#### TEXT SECTION

Fig. 3. Block Diagram of the Proposed Architecture
                         
                     
                  
                  
                     The proposed architecture works as a 4-stage pipeline as shown in Fig. 3. The circled number in Fig. 4 denotes the pipeline stage. In stage 1, the data is read from SRAM and the BS calculation
                     is performed. In stage 2, β and tc calculation, and 8 parallel dE calculations are
                     performed. In stage 3, 4x4 block filtering is performed in parallel. In stage 4, filtered
                     results are stored back into SRAM blocks.
                     
                  
                
               
                     3.2 Memory Allocation Algorithm
                  
                     The data access in the on-chip SRAM without conflicts between the parallel filters
                     is very important to maintain high performance. For the proposed parallel filter architecture,
                     we show an efficient memory allocation algorithm to avoid such conflicts. By using
                     this algorithm, each filter is guaranteed to read and write from 2 out of the 16 SRAM
                     blocks without conflicts between them in parallel.
                     
                  
                  
                     
                     
                           
                           
Fig. 4. 32ⅹ32 Pixel Block (Y, Cb, Cr)
                         
                     
                  
                  
                     The filtering boundary of a deblocking filter can be either vertical or horizontal.

#### SET PROBLEM
Can you quote the whole deblocking filter text above word for word?

#### STORED DATA
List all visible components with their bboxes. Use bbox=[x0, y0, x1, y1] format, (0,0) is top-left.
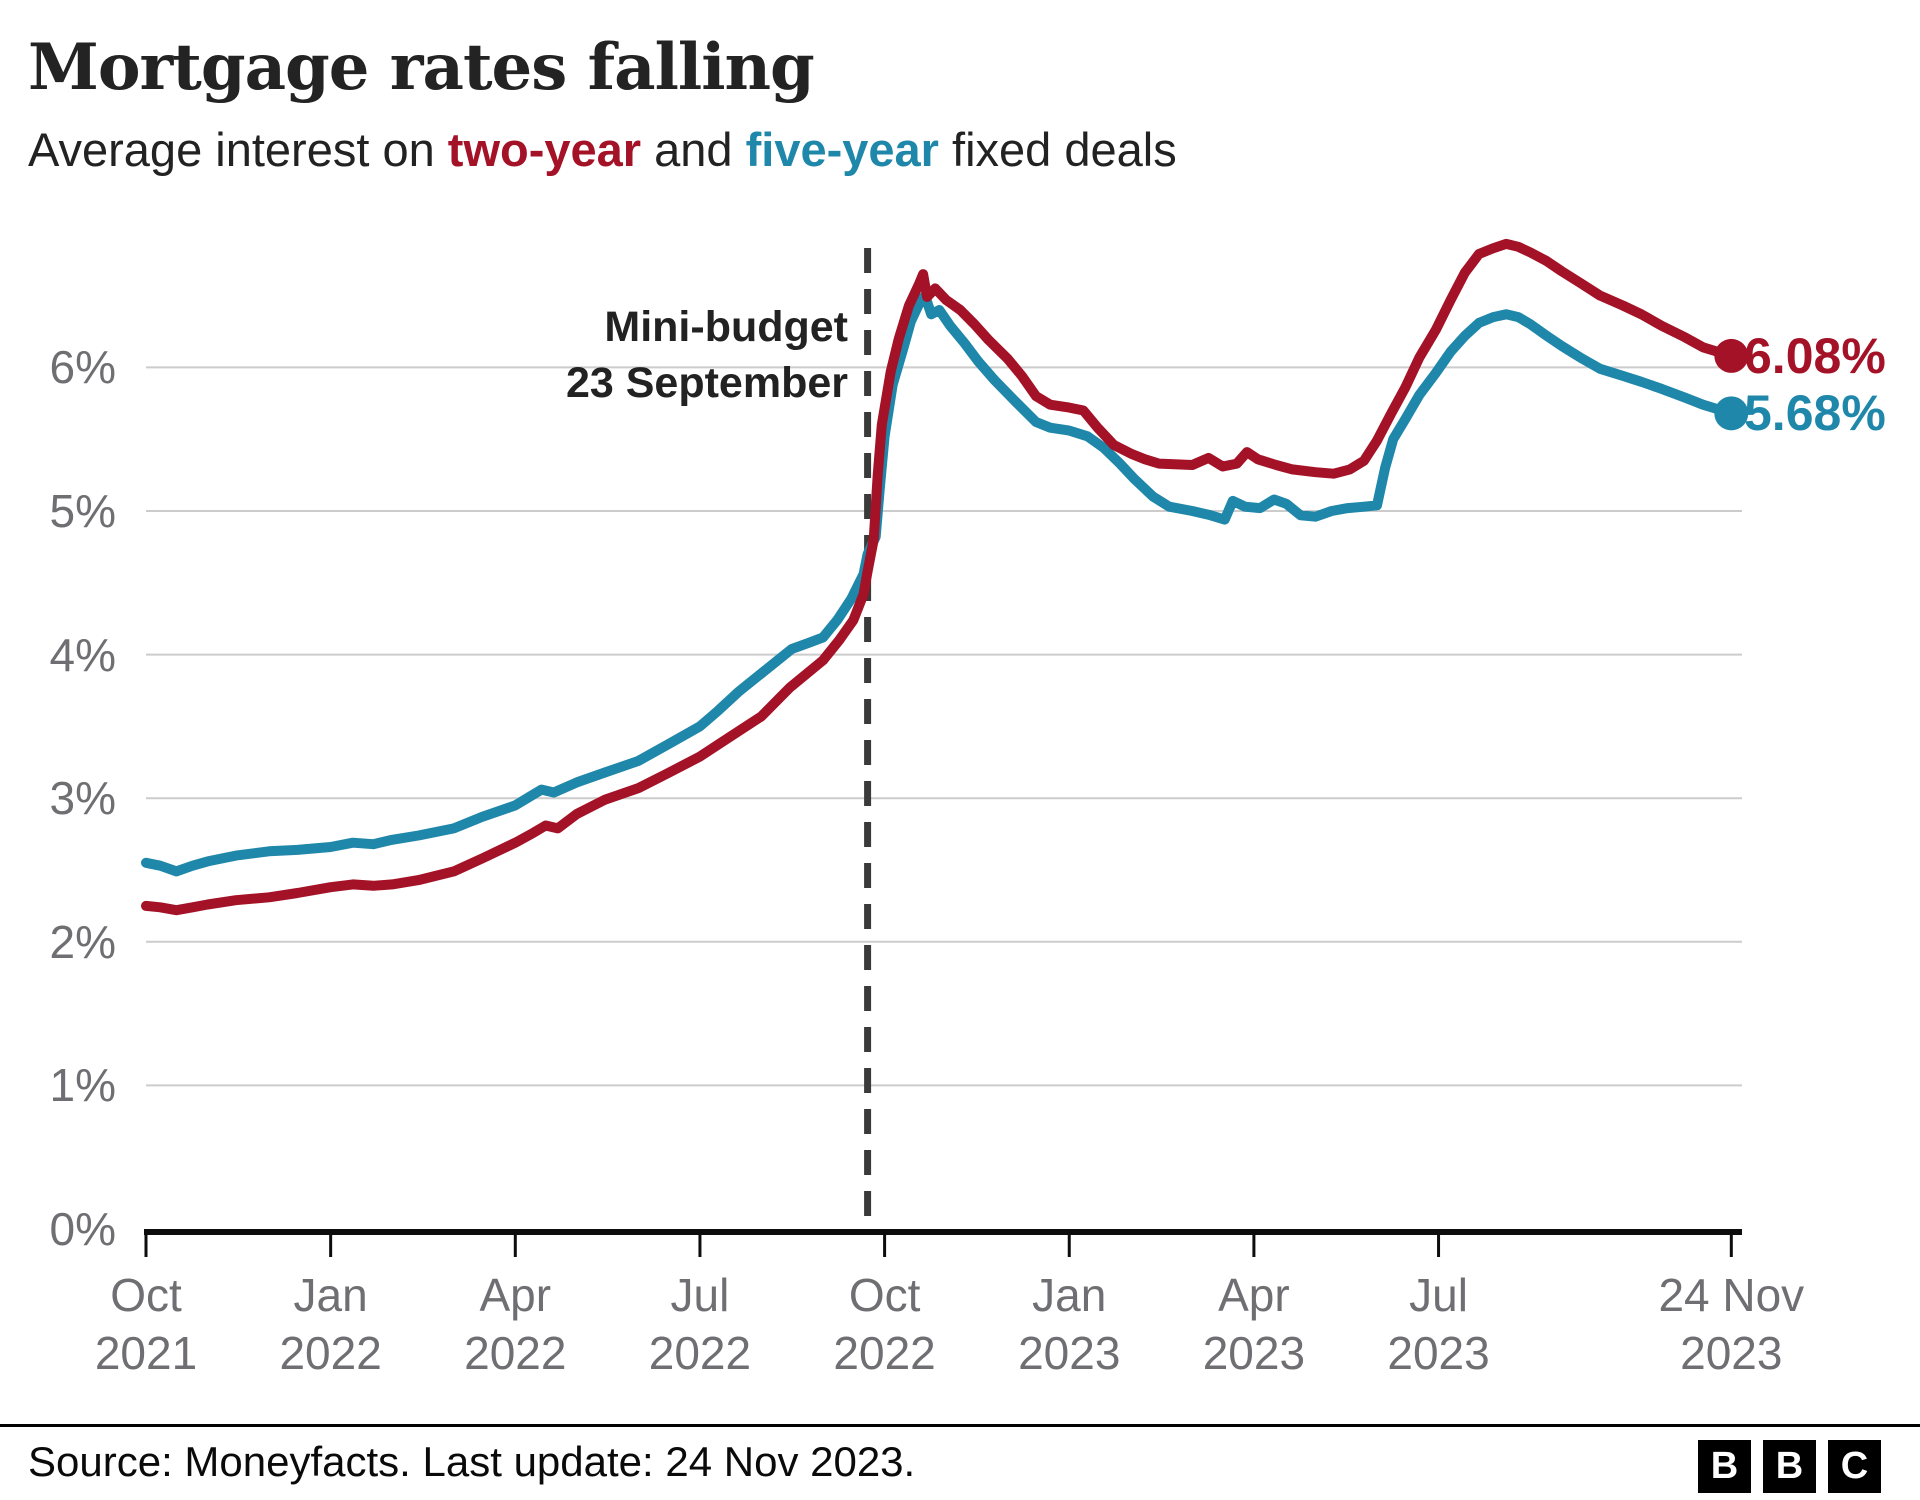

#### WRITTEN RESPONSE
Fig. 3. Block Diagram of the Proposed Architecture
                         
                     
                  
                  
                     The proposed architecture works as a 4-stage pipeline as shown in Fig. 3. The circled number in Fig. 4 denotes the pipeline stage. In stage 1, the data is read from SRAM and the BS calculation
                     is performed. In stage 2, β and tc calculation, and 8 parallel dE calculations are
                     performed. In stage 3, 4x4 block filtering is performed in parallel. In stage 4, filtered
                     results are stored back into SRAM blocks.
                     
                  
                
               
                     3.2 Memory Allocation Algorithm
                  
                     The data access in the on-chip SRAM without conflicts between the parallel filters
                     is very important to maintain high performance. For the proposed parallel filter architecture,
                     we show an efficient memory allocation algorithm to avoid such conflicts. By using
                     this algorithm, each filter is guaranteed to read and write from 2 out of the 16 SRAM
                     blocks without conflicts between them in parallel.
                     
                  
                  
                     
                     
                           
                           
Fig. 4. 32ⅹ32 Pixel Block (Y, Cb, Cr)
                         
                     
                  
                  
                     The filtering boundary of a deblocking filter can be either vertical or horizontal.